# [EXERCISE DESCRIPTION]
Wherever the string "type" appears in a line, extract that line.

# [RECORDS FOR THIS EXERCISE]

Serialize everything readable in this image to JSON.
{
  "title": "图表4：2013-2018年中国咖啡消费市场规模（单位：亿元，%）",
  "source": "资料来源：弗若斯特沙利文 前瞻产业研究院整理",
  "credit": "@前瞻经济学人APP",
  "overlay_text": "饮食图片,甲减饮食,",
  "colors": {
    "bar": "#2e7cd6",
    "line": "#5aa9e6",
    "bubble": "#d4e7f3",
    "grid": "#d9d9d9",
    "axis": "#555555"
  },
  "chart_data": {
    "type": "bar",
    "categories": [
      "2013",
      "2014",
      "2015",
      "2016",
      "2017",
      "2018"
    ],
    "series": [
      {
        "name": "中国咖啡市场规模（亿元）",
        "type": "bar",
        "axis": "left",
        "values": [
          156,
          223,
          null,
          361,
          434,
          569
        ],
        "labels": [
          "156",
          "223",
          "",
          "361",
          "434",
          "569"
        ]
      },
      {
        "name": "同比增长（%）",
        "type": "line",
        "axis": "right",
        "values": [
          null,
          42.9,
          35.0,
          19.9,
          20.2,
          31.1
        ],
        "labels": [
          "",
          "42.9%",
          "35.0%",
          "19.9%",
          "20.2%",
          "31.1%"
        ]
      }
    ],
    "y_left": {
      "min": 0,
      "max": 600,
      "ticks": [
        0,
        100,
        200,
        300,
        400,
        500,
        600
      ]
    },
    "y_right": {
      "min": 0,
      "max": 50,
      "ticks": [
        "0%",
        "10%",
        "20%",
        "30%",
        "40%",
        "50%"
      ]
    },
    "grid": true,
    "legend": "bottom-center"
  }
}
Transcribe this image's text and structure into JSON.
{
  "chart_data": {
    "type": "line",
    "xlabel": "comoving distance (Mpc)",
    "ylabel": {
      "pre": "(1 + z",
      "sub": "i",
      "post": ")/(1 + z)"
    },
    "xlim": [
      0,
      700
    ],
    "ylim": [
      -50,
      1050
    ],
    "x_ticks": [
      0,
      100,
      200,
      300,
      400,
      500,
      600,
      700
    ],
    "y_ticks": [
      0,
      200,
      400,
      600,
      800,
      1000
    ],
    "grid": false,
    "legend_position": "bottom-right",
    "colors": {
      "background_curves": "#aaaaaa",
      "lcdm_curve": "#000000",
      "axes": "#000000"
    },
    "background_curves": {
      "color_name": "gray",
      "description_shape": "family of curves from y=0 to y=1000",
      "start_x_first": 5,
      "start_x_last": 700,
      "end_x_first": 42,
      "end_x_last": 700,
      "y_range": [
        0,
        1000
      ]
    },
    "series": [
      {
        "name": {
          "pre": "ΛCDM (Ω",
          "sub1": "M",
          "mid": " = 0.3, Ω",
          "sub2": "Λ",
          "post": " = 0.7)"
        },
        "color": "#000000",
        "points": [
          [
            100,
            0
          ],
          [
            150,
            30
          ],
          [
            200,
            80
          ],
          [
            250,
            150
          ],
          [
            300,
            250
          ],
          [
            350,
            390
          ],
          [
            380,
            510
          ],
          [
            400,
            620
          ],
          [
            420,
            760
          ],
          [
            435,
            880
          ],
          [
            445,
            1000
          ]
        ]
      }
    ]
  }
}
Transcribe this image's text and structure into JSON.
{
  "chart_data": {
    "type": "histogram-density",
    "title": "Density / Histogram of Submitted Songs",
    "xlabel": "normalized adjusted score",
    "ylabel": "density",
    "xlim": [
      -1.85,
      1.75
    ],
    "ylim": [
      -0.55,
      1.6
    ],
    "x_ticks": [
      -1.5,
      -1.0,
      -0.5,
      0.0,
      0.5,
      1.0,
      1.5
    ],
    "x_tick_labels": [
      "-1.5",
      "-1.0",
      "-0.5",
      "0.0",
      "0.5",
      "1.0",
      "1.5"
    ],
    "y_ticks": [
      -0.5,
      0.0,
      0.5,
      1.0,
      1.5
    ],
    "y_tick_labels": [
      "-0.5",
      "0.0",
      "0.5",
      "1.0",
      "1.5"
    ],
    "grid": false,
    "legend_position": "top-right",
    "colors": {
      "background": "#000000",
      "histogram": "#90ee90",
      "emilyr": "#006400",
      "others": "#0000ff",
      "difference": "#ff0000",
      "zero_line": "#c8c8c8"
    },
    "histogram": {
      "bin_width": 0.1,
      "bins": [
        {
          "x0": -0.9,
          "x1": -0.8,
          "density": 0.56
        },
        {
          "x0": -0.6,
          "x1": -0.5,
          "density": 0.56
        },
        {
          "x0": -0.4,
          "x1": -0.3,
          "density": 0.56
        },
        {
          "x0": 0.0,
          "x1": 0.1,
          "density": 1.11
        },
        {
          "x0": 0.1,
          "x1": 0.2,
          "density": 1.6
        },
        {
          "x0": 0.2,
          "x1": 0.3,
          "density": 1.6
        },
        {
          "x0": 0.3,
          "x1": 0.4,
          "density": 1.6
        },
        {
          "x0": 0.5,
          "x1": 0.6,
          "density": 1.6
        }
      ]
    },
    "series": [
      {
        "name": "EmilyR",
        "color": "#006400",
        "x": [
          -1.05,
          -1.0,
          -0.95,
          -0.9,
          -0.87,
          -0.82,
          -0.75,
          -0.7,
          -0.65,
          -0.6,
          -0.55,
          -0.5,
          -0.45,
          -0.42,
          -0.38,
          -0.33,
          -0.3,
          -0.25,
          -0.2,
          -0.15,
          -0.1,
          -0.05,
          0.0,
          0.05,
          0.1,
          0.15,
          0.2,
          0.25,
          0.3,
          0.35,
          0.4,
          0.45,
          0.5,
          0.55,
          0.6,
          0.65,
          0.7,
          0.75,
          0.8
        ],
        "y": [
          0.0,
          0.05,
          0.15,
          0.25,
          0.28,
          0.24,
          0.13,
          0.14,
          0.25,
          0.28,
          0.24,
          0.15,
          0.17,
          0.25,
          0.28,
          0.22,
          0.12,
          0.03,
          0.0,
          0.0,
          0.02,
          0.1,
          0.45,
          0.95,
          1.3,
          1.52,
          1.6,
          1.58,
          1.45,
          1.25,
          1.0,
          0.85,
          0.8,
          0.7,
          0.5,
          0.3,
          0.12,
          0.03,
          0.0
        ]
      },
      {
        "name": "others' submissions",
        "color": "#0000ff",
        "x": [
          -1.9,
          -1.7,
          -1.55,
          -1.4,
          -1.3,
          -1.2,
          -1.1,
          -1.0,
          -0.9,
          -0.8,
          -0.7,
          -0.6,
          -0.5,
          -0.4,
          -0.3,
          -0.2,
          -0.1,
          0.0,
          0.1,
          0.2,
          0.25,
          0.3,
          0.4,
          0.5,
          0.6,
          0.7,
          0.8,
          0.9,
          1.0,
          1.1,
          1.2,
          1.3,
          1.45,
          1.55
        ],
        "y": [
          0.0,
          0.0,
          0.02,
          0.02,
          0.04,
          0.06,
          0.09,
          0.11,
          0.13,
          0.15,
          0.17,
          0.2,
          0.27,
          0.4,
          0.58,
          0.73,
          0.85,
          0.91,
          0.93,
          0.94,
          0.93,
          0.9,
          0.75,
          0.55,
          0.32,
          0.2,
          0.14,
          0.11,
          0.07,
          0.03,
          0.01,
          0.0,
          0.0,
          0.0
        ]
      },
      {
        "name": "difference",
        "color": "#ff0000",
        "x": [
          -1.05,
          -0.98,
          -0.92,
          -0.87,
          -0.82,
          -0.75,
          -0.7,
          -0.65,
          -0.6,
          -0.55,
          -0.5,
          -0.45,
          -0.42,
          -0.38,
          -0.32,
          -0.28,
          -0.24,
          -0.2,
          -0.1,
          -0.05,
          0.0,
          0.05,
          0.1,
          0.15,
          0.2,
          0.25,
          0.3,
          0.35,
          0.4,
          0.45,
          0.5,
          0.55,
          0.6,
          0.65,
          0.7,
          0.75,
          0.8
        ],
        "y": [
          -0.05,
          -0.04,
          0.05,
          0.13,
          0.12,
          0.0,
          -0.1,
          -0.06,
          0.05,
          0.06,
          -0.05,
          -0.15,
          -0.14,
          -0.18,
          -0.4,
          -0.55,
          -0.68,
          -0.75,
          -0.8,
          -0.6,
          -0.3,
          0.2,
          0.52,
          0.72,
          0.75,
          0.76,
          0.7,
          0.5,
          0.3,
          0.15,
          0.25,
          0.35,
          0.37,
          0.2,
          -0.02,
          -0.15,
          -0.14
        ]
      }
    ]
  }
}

# [EXPECTED ANSWER]
    "type": "bar",
        "type": "bar",
        "type": "line",
    "type": "line",
    "type": "histogram-density",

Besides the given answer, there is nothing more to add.